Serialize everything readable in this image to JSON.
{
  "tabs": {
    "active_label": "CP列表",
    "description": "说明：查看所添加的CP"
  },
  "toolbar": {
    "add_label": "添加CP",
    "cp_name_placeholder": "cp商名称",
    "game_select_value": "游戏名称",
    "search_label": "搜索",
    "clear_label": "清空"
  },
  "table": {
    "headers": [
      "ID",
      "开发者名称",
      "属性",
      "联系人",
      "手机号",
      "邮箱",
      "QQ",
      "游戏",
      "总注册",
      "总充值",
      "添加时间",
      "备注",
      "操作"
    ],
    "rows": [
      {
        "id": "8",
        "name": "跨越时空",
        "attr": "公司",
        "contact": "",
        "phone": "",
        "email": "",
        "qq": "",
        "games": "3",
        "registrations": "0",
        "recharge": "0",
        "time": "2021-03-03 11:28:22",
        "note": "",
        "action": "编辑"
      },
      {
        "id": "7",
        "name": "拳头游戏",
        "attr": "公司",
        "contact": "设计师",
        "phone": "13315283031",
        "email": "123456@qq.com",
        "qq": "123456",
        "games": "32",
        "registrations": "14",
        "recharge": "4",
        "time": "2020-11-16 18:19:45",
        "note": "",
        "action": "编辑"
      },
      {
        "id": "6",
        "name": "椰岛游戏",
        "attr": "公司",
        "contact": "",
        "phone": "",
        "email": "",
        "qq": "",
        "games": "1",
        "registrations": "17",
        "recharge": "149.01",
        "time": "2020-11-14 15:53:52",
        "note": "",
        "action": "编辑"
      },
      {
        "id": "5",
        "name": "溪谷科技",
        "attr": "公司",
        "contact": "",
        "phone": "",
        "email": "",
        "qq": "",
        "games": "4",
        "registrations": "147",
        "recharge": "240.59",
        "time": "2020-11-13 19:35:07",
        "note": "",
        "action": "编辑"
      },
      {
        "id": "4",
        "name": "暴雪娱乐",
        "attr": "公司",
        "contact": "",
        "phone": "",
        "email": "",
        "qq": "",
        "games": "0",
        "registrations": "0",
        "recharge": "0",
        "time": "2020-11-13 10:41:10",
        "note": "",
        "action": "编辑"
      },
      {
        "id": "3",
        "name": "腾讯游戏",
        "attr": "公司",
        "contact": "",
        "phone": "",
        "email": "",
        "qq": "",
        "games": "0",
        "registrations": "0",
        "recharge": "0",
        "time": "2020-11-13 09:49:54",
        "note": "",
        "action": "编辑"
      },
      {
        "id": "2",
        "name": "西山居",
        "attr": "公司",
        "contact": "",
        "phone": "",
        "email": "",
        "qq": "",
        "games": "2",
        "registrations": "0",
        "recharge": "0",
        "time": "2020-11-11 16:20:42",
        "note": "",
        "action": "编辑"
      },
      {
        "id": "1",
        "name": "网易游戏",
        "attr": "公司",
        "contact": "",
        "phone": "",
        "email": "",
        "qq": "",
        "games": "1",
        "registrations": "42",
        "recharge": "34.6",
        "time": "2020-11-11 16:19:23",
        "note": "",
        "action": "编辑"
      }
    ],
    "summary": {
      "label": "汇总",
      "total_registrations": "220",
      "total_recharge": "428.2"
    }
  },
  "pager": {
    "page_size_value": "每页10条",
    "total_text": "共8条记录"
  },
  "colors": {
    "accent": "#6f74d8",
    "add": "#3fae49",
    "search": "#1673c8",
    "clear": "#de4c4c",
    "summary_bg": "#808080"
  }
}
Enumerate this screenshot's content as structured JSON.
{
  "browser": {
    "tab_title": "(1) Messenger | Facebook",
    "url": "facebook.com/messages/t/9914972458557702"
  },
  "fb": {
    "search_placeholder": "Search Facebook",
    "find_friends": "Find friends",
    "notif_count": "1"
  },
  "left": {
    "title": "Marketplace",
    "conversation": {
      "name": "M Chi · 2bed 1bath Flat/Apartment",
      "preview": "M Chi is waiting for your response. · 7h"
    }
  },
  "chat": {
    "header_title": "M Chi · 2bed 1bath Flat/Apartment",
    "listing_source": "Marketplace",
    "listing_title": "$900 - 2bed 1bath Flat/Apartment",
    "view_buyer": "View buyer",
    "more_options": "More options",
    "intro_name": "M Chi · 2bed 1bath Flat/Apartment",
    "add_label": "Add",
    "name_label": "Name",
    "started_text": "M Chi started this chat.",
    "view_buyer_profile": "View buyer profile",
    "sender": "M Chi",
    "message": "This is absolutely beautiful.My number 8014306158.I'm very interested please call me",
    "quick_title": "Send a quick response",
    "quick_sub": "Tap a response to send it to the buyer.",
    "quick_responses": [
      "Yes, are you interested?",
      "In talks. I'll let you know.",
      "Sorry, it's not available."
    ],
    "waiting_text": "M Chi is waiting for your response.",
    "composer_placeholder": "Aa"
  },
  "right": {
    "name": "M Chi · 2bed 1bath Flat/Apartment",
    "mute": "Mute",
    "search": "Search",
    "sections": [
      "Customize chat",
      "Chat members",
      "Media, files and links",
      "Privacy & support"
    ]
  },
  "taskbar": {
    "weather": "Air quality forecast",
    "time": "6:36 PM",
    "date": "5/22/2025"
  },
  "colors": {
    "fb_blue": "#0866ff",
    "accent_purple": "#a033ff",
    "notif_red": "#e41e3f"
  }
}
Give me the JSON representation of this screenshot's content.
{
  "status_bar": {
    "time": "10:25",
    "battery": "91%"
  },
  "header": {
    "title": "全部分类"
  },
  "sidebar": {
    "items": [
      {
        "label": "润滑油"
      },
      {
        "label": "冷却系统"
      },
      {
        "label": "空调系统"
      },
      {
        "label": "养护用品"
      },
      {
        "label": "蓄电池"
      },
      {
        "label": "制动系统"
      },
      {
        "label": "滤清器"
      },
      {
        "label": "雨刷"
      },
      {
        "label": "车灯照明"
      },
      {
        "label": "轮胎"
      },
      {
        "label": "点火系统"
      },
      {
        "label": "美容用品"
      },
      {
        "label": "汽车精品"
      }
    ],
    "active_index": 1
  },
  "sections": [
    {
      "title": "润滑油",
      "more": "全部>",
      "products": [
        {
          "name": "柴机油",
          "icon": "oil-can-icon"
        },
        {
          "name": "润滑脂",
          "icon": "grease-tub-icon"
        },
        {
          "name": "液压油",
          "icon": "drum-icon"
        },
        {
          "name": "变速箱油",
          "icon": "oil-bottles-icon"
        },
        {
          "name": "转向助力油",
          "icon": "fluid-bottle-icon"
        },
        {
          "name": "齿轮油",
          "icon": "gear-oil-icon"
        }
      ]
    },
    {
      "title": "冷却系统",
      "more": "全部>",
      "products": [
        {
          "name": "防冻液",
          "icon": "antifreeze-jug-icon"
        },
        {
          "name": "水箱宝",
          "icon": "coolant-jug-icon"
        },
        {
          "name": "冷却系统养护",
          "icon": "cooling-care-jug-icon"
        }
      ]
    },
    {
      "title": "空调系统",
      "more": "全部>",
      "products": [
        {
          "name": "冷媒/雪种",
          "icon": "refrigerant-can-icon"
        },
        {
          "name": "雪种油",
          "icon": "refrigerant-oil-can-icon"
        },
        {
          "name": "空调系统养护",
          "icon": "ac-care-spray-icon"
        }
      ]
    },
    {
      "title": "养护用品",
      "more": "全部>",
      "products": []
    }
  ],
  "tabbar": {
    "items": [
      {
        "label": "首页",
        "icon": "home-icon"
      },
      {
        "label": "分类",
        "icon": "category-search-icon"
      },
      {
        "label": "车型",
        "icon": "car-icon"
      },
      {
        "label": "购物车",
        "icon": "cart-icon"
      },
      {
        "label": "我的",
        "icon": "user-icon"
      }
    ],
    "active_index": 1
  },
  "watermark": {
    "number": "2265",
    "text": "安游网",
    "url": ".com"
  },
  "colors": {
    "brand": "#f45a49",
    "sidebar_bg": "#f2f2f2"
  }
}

━━━

# SET EXERCISE
Only lines with the word "buyer" are wanted, so copy each one from the records.

# RESPONSE TO THIS TASK
    "view_buyer": "View buyer",
    "view_buyer_profile": "View buyer profile",
    "quick_sub": "Tap a response to send it to the buyer.",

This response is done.